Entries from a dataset
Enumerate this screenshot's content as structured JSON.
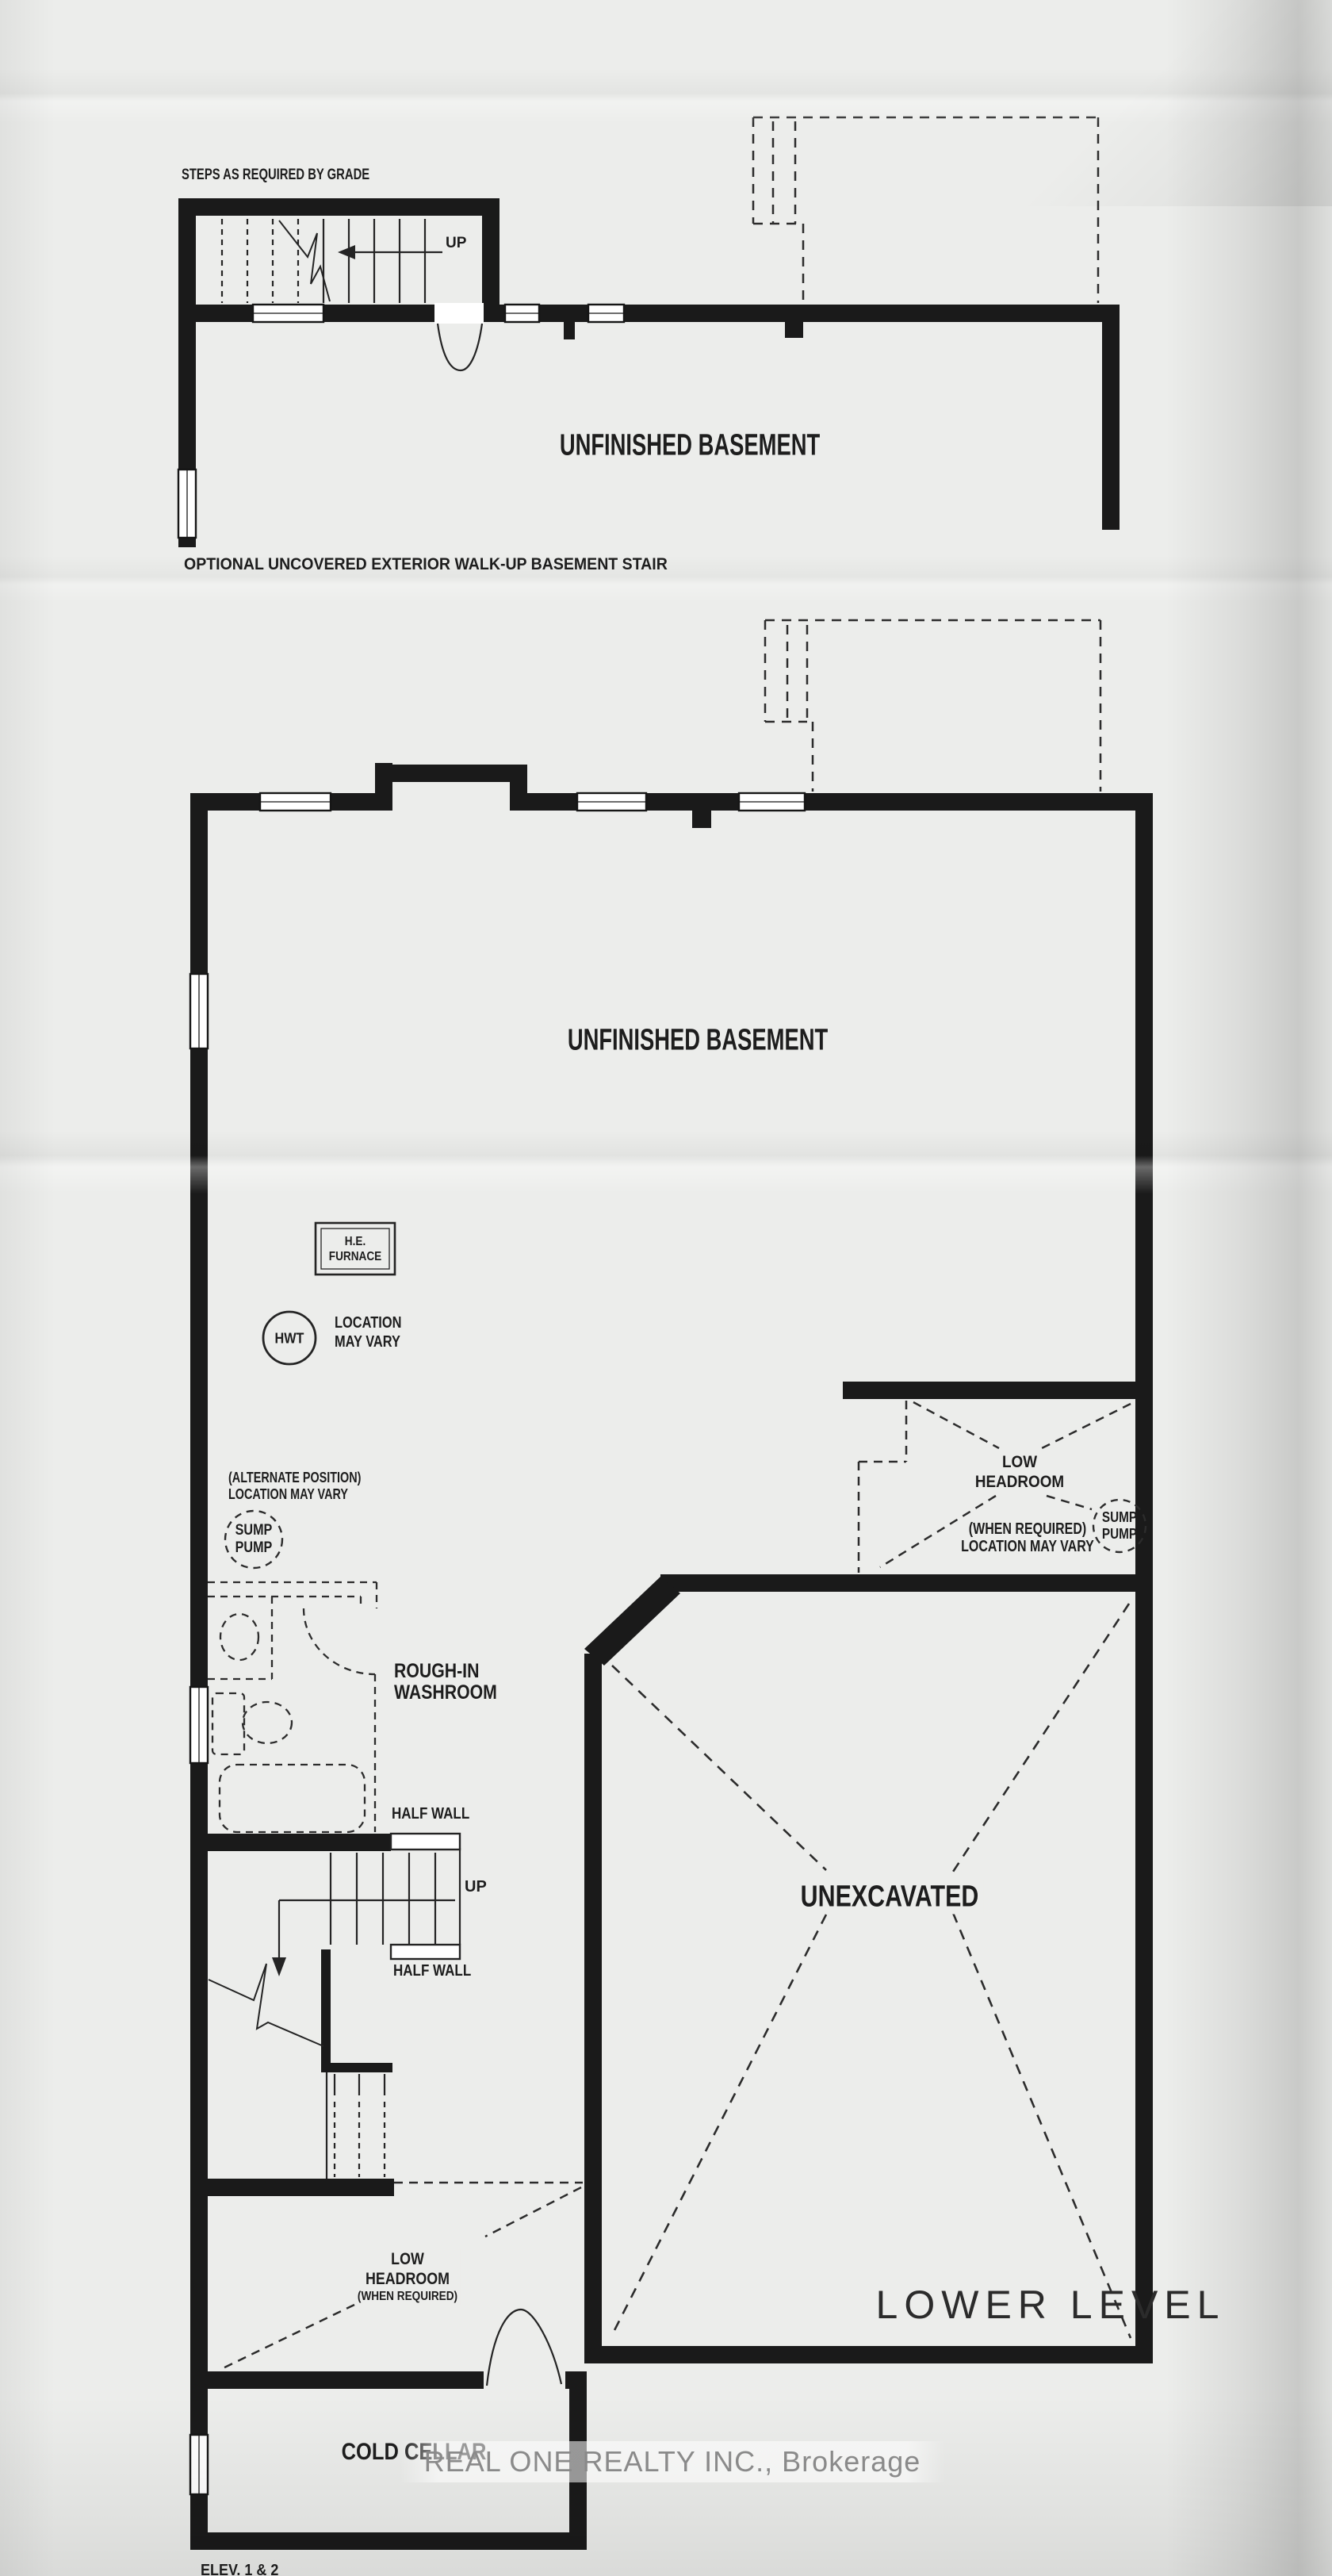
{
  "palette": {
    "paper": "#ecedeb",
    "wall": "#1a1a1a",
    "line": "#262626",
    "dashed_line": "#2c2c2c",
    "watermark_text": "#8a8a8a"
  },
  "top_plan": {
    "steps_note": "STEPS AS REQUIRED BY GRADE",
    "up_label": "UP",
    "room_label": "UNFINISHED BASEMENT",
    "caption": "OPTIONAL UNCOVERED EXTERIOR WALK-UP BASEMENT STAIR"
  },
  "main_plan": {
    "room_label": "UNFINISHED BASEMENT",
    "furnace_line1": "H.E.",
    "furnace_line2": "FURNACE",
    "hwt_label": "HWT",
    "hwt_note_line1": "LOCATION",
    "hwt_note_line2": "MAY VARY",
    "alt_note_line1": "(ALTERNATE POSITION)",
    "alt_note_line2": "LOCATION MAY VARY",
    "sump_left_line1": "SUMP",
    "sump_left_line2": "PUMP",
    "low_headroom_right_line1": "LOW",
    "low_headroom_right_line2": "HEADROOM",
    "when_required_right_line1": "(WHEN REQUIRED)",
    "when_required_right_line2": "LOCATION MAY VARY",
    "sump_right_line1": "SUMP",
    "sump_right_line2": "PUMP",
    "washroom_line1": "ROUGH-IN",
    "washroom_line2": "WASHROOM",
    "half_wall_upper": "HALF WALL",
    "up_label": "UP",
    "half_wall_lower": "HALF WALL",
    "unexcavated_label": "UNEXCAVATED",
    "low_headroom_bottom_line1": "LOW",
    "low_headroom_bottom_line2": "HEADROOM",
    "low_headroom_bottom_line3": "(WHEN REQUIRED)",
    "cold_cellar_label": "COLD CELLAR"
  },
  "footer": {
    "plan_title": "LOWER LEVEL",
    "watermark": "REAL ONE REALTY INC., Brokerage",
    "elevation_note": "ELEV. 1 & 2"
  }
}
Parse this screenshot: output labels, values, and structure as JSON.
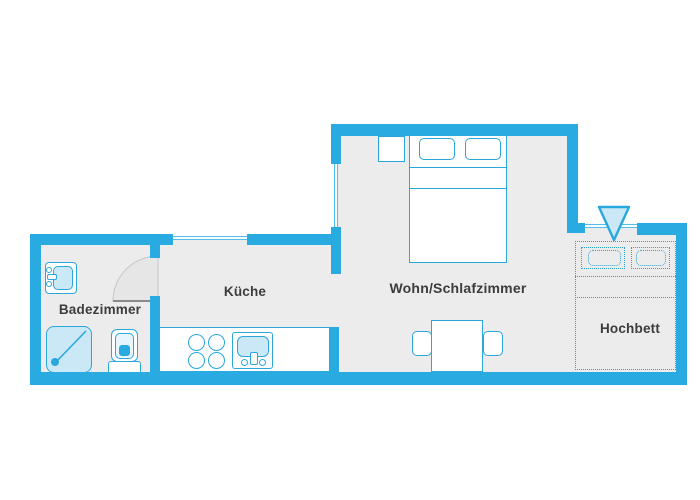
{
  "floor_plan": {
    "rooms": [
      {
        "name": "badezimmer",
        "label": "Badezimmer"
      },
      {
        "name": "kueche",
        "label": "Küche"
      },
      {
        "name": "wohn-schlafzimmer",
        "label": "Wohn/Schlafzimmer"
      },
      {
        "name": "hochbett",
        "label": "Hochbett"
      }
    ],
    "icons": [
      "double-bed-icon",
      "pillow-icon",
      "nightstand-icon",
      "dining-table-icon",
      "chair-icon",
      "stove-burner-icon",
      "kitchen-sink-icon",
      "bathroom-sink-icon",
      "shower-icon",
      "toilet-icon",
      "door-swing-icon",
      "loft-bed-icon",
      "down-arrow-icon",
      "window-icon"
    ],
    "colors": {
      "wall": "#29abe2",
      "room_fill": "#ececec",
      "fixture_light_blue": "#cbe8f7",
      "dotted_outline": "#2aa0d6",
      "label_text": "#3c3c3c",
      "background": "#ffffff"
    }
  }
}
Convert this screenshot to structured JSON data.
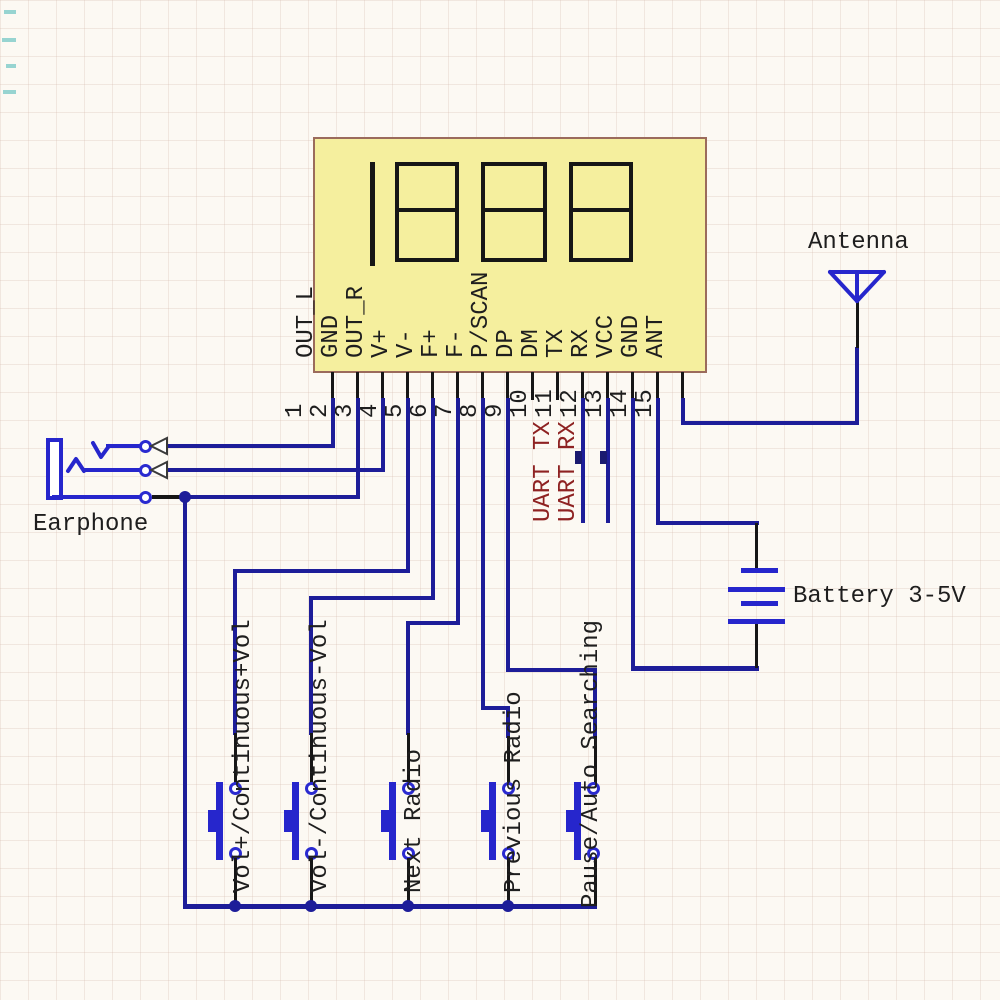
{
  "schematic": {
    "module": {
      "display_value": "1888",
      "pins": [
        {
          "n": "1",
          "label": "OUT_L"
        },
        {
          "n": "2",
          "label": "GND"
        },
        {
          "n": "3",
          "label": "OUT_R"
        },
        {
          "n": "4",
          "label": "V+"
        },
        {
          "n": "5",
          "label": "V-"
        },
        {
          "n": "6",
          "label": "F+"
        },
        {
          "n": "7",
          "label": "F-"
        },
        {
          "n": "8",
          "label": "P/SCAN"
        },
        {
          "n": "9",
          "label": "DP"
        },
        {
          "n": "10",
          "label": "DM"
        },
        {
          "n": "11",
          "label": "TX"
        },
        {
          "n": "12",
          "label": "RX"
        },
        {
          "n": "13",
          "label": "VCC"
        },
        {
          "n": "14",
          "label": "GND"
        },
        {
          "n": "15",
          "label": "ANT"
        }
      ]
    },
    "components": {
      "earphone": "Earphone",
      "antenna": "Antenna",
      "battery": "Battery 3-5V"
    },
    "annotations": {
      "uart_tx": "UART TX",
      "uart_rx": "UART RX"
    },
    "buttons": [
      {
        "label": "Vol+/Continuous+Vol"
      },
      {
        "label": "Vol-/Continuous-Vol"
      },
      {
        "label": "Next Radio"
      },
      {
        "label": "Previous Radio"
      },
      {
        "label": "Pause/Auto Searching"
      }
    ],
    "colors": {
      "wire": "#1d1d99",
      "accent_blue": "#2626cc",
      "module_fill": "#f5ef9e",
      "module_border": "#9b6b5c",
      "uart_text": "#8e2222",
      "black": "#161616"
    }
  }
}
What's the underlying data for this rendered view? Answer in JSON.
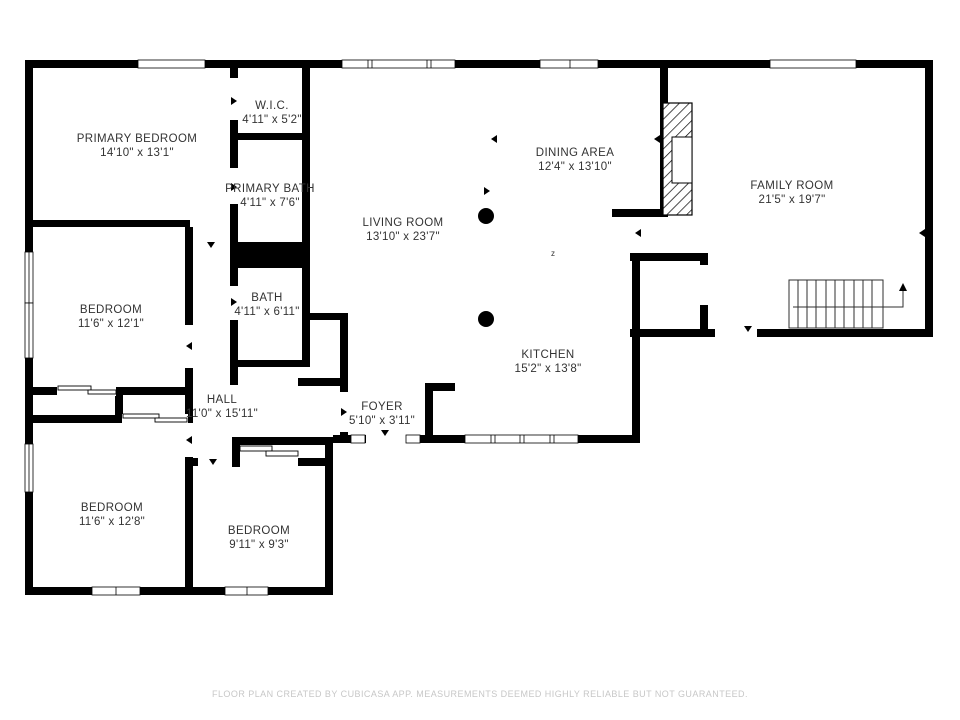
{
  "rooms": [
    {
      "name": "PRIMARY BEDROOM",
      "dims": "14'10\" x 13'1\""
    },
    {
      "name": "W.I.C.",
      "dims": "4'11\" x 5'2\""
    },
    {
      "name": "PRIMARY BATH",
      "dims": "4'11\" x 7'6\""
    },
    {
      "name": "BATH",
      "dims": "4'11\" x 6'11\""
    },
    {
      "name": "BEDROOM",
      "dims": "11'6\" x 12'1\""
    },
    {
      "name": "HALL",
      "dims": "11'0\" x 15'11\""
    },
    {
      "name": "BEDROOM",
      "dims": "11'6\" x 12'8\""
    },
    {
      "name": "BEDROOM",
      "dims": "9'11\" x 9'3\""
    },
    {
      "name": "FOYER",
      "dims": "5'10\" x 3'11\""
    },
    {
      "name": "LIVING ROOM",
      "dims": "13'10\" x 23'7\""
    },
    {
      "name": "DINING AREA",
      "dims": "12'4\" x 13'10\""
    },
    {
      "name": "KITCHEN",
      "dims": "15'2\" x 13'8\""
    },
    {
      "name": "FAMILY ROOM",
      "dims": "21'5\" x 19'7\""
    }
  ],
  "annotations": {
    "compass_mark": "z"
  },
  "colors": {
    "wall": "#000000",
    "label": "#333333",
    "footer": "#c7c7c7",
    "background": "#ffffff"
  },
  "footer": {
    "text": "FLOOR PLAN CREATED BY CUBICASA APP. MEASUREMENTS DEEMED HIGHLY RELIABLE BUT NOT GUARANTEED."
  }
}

- [WHAT THIS TASK INVOLVES]
Go through the material above and print all of it exactly, except the pictures.

- [THE SOLUTION]
Enumerate this screenshot's content as structured JSON.
{
  "palette": {
    "paper": "#ecedeb",
    "wall": "#1a1a1a",
    "line": "#262626",
    "dashed_line": "#2c2c2c",
    "watermark_text": "#8a8a8a"
  },
  "top_plan": {
    "steps_note": "STEPS AS REQUIRED BY GRADE",
    "up_label": "UP",
    "room_label": "UNFINISHED BASEMENT",
    "caption": "OPTIONAL UNCOVERED EXTERIOR WALK-UP BASEMENT STAIR"
  },
  "main_plan": {
    "room_label": "UNFINISHED BASEMENT",
    "furnace_line1": "H.E.",
    "furnace_line2": "FURNACE",
    "hwt_label": "HWT",
    "hwt_note_line1": "LOCATION",
    "hwt_note_line2": "MAY VARY",
    "alt_note_line1": "(ALTERNATE POSITION)",
    "alt_note_line2": "LOCATION MAY VARY",
    "sump_left_line1": "SUMP",
    "sump_left_line2": "PUMP",
    "low_headroom_right_line1": "LOW",
    "low_headroom_right_line2": "HEADROOM",
    "when_required_right_line1": "(WHEN REQUIRED)",
    "when_required_right_line2": "LOCATION MAY VARY",
    "sump_right_line1": "SUMP",
    "sump_right_line2": "PUMP",
    "washroom_line1": "ROUGH-IN",
    "washroom_line2": "WASHROOM",
    "half_wall_upper": "HALF WALL",
    "up_label": "UP",
    "half_wall_lower": "HALF WALL",
    "unexcavated_label": "UNEXCAVATED",
    "low_headroom_bottom_line1": "LOW",
    "low_headroom_bottom_line2": "HEADROOM",
    "low_headroom_bottom_line3": "(WHEN REQUIRED)",
    "cold_cellar_label": "COLD CELLAR"
  },
  "footer": {
    "plan_title": "LOWER LEVEL",
    "watermark": "REAL ONE REALTY INC., Brokerage",
    "elevation_note": "ELEV. 1 & 2"
  }
}
Parse this screenshot: output labels, values, and structure as JSON.
{
  "floor_plan": {
    "rooms": [
      {
        "name": "badezimmer",
        "label": "Badezimmer"
      },
      {
        "name": "kueche",
        "label": "Küche"
      },
      {
        "name": "wohn-schlafzimmer",
        "label": "Wohn/Schlafzimmer"
      },
      {
        "name": "hochbett",
        "label": "Hochbett"
      }
    ],
    "icons": [
      "double-bed-icon",
      "pillow-icon",
      "nightstand-icon",
      "dining-table-icon",
      "chair-icon",
      "stove-burner-icon",
      "kitchen-sink-icon",
      "bathroom-sink-icon",
      "shower-icon",
      "toilet-icon",
      "door-swing-icon",
      "loft-bed-icon",
      "down-arrow-icon",
      "window-icon"
    ],
    "colors": {
      "wall": "#29abe2",
      "room_fill": "#ececec",
      "fixture_light_blue": "#cbe8f7",
      "dotted_outline": "#2aa0d6",
      "label_text": "#3c3c3c",
      "background": "#ffffff"
    }
  }
}
Convert this screenshot to structured JSON data.
{
  "schematic": {
    "module": {
      "display_value": "1888",
      "pins": [
        {
          "n": "1",
          "label": "OUT_L"
        },
        {
          "n": "2",
          "label": "GND"
        },
        {
          "n": "3",
          "label": "OUT_R"
        },
        {
          "n": "4",
          "label": "V+"
        },
        {
          "n": "5",
          "label": "V-"
        },
        {
          "n": "6",
          "label": "F+"
        },
        {
          "n": "7",
          "label": "F-"
        },
        {
          "n": "8",
          "label": "P/SCAN"
        },
        {
          "n": "9",
          "label": "DP"
        },
        {
          "n": "10",
          "label": "DM"
        },
        {
          "n": "11",
          "label": "TX"
        },
        {
          "n": "12",
          "label": "RX"
        },
        {
          "n": "13",
          "label": "VCC"
        },
        {
          "n": "14",
          "label": "GND"
        },
        {
          "n": "15",
          "label": "ANT"
        }
      ]
    },
    "components": {
      "earphone": "Earphone",
      "antenna": "Antenna",
      "battery": "Battery 3-5V"
    },
    "annotations": {
      "uart_tx": "UART TX",
      "uart_rx": "UART RX"
    },
    "buttons": [
      {
        "label": "Vol+/Continuous+Vol"
      },
      {
        "label": "Vol-/Continuous-Vol"
      },
      {
        "label": "Next Radio"
      },
      {
        "label": "Previous Radio"
      },
      {
        "label": "Pause/Auto Searching"
      }
    ],
    "colors": {
      "wire": "#1d1d99",
      "accent_blue": "#2626cc",
      "module_fill": "#f5ef9e",
      "module_border": "#9b6b5c",
      "uart_text": "#8e2222",
      "black": "#161616"
    }
  }
}
What's the underlying data for this rendered view? Answer in JSON.
{
  "rooms": [
    {
      "name": "PRIMARY BEDROOM",
      "dims": "14'10\" x 13'1\""
    },
    {
      "name": "W.I.C.",
      "dims": "4'11\" x 5'2\""
    },
    {
      "name": "PRIMARY BATH",
      "dims": "4'11\" x 7'6\""
    },
    {
      "name": "BATH",
      "dims": "4'11\" x 6'11\""
    },
    {
      "name": "BEDROOM",
      "dims": "11'6\" x 12'1\""
    },
    {
      "name": "HALL",
      "dims": "11'0\" x 15'11\""
    },
    {
      "name": "BEDROOM",
      "dims": "11'6\" x 12'8\""
    },
    {
      "name": "BEDROOM",
      "dims": "9'11\" x 9'3\""
    },
    {
      "name": "FOYER",
      "dims": "5'10\" x 3'11\""
    },
    {
      "name": "LIVING ROOM",
      "dims": "13'10\" x 23'7\""
    },
    {
      "name": "DINING AREA",
      "dims": "12'4\" x 13'10\""
    },
    {
      "name": "KITCHEN",
      "dims": "15'2\" x 13'8\""
    },
    {
      "name": "FAMILY ROOM",
      "dims": "21'5\" x 19'7\""
    }
  ],
  "annotations": {
    "compass_mark": "z"
  },
  "colors": {
    "wall": "#000000",
    "label": "#333333",
    "footer": "#c7c7c7",
    "background": "#ffffff"
  },
  "footer": {
    "text": "FLOOR PLAN CREATED BY CUBICASA APP. MEASUREMENTS DEEMED HIGHLY RELIABLE BUT NOT GUARANTEED."
  }
}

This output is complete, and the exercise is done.